REQUEST:
Drop every picture and give the entries back exactly.

RECORDS SUPPLIED:
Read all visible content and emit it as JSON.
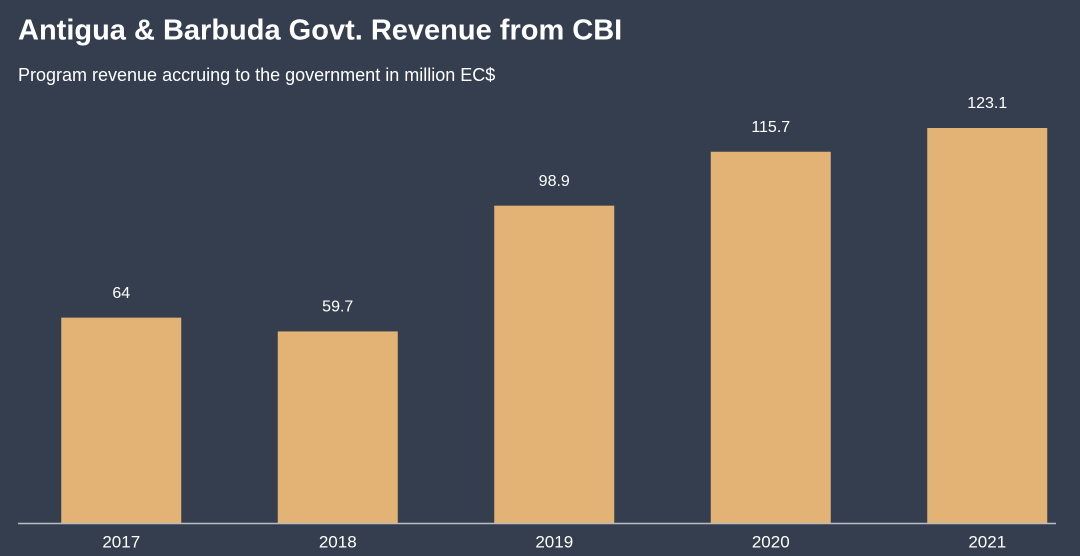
{
  "chart_data": {
    "type": "bar",
    "title": "Antigua & Barbuda Govt. Revenue from CBI",
    "subtitle": "Program revenue accruing to the government in million EC$",
    "categories": [
      "2017",
      "2018",
      "2019",
      "2020",
      "2021"
    ],
    "values": [
      64,
      59.7,
      98.9,
      115.7,
      123.1
    ],
    "color": "#e3b275"
  }
}
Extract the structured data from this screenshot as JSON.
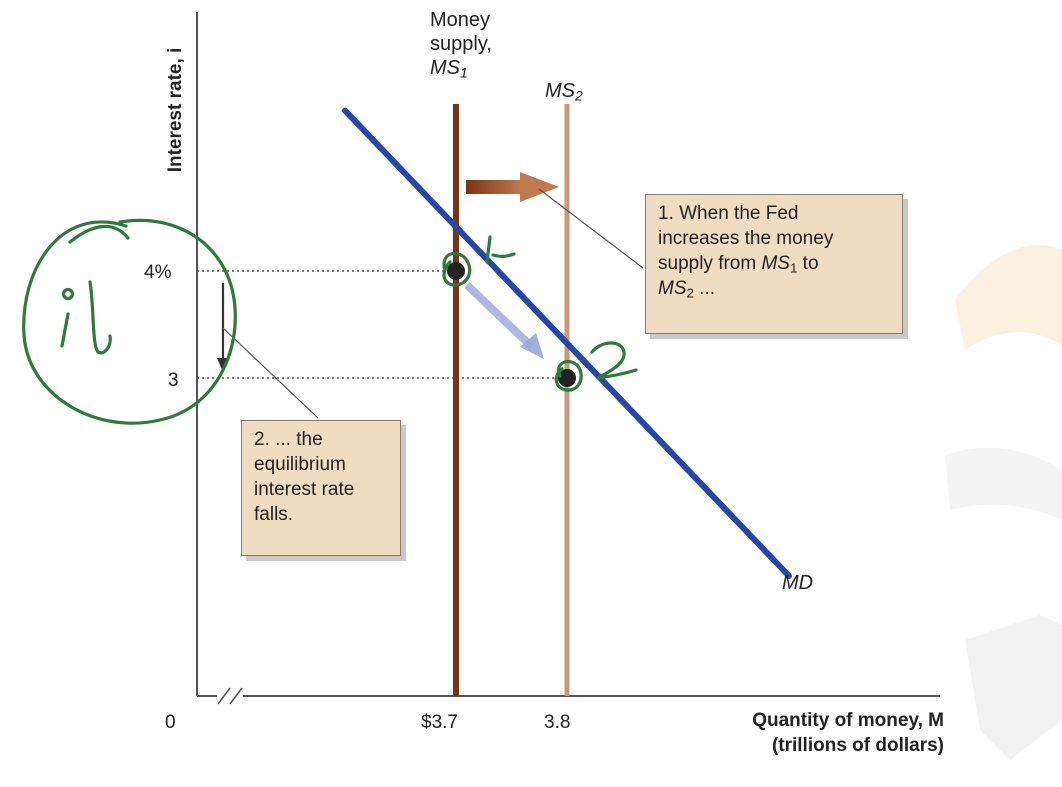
{
  "chart_data": {
    "type": "line",
    "title": "",
    "ylabel": "Interest rate, i",
    "xlabel": "Quantity of money, M",
    "xlabel_units": "(trillions of dollars)",
    "x_origin_label": "0",
    "x_ticks": [
      {
        "value": 3.7,
        "label": "$3.7"
      },
      {
        "value": 3.8,
        "label": "3.8"
      }
    ],
    "y_ticks": [
      {
        "value": 4,
        "label": "4%"
      },
      {
        "value": 3,
        "label": "3"
      }
    ],
    "xlim": [
      3.6,
      4.05
    ],
    "ylim": [
      0,
      6.7
    ],
    "axis_break": "x",
    "series": [
      {
        "name": "MD",
        "type": "line",
        "points": [
          [
            3.6,
            5.5
          ],
          [
            4.0,
            1.15
          ]
        ],
        "color": "#2747a8"
      },
      {
        "name": "MS1",
        "type": "vertical",
        "x": 3.7,
        "color": "#7a3415"
      },
      {
        "name": "MS2",
        "type": "vertical",
        "x": 3.8,
        "color": "#c9977a"
      }
    ],
    "equilibria": [
      {
        "x": 3.7,
        "y": 4
      },
      {
        "x": 3.8,
        "y": 3
      }
    ],
    "labels": {
      "ms1_line1": "Money",
      "ms1_line2": "supply,",
      "ms1_name": "MS",
      "ms1_sub": "1",
      "ms2_name": "MS",
      "ms2_sub": "2",
      "md": "MD"
    },
    "annotations": {
      "note1_line1": "1. When the Fed",
      "note1_line2": "increases the money",
      "note1_line3a": "supply from ",
      "note1_line3_ms": "MS",
      "note1_line3_sub": "1",
      "note1_line3b": " to",
      "note1_line4_ms": "MS",
      "note1_line4_sub": "2",
      "note1_line4b": " ...",
      "note2_line1": "2. ... the",
      "note2_line2": "equilibrium",
      "note2_line3": "interest rate",
      "note2_line4": "falls."
    },
    "handwritten": {
      "circle_text": "i",
      "point1": "1",
      "point2": "2"
    }
  }
}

FINISHED TASK:
Read all visible content and emit it as JSON.
{
  "chart_data": {
    "type": "bar",
    "title": "Antigua & Barbuda Govt. Revenue from CBI",
    "subtitle": "Program revenue accruing to the government in million EC$",
    "categories": [
      "2017",
      "2018",
      "2019",
      "2020",
      "2021"
    ],
    "values": [
      64,
      59.7,
      98.9,
      115.7,
      123.1
    ],
    "color": "#e3b275"
  }
}
Extract the structured data from this screenshot as JSON.
{
  "chart_data": {
    "type": "line",
    "title": "",
    "ylabel": "Interest rate, i",
    "xlabel": "Quantity of money, M",
    "xlabel_units": "(trillions of dollars)",
    "x_origin_label": "0",
    "x_ticks": [
      {
        "value": 3.7,
        "label": "$3.7"
      },
      {
        "value": 3.8,
        "label": "3.8"
      }
    ],
    "y_ticks": [
      {
        "value": 4,
        "label": "4%"
      },
      {
        "value": 3,
        "label": "3"
      }
    ],
    "xlim": [
      3.6,
      4.05
    ],
    "ylim": [
      0,
      6.7
    ],
    "axis_break": "x",
    "series": [
      {
        "name": "MD",
        "type": "line",
        "points": [
          [
            3.6,
            5.5
          ],
          [
            4.0,
            1.15
          ]
        ],
        "color": "#2747a8"
      },
      {
        "name": "MS1",
        "type": "vertical",
        "x": 3.7,
        "color": "#7a3415"
      },
      {
        "name": "MS2",
        "type": "vertical",
        "x": 3.8,
        "color": "#c9977a"
      }
    ],
    "equilibria": [
      {
        "x": 3.7,
        "y": 4
      },
      {
        "x": 3.8,
        "y": 3
      }
    ],
    "labels": {
      "ms1_line1": "Money",
      "ms1_line2": "supply,",
      "ms1_name": "MS",
      "ms1_sub": "1",
      "ms2_name": "MS",
      "ms2_sub": "2",
      "md": "MD"
    },
    "annotations": {
      "note1_line1": "1. When the Fed",
      "note1_line2": "increases the money",
      "note1_line3a": "supply from ",
      "note1_line3_ms": "MS",
      "note1_line3_sub": "1",
      "note1_line3b": " to",
      "note1_line4_ms": "MS",
      "note1_line4_sub": "2",
      "note1_line4b": " ...",
      "note2_line1": "2. ... the",
      "note2_line2": "equilibrium",
      "note2_line3": "interest rate",
      "note2_line4": "falls."
    },
    "handwritten": {
      "circle_text": "i",
      "point1": "1",
      "point2": "2"
    }
  }
}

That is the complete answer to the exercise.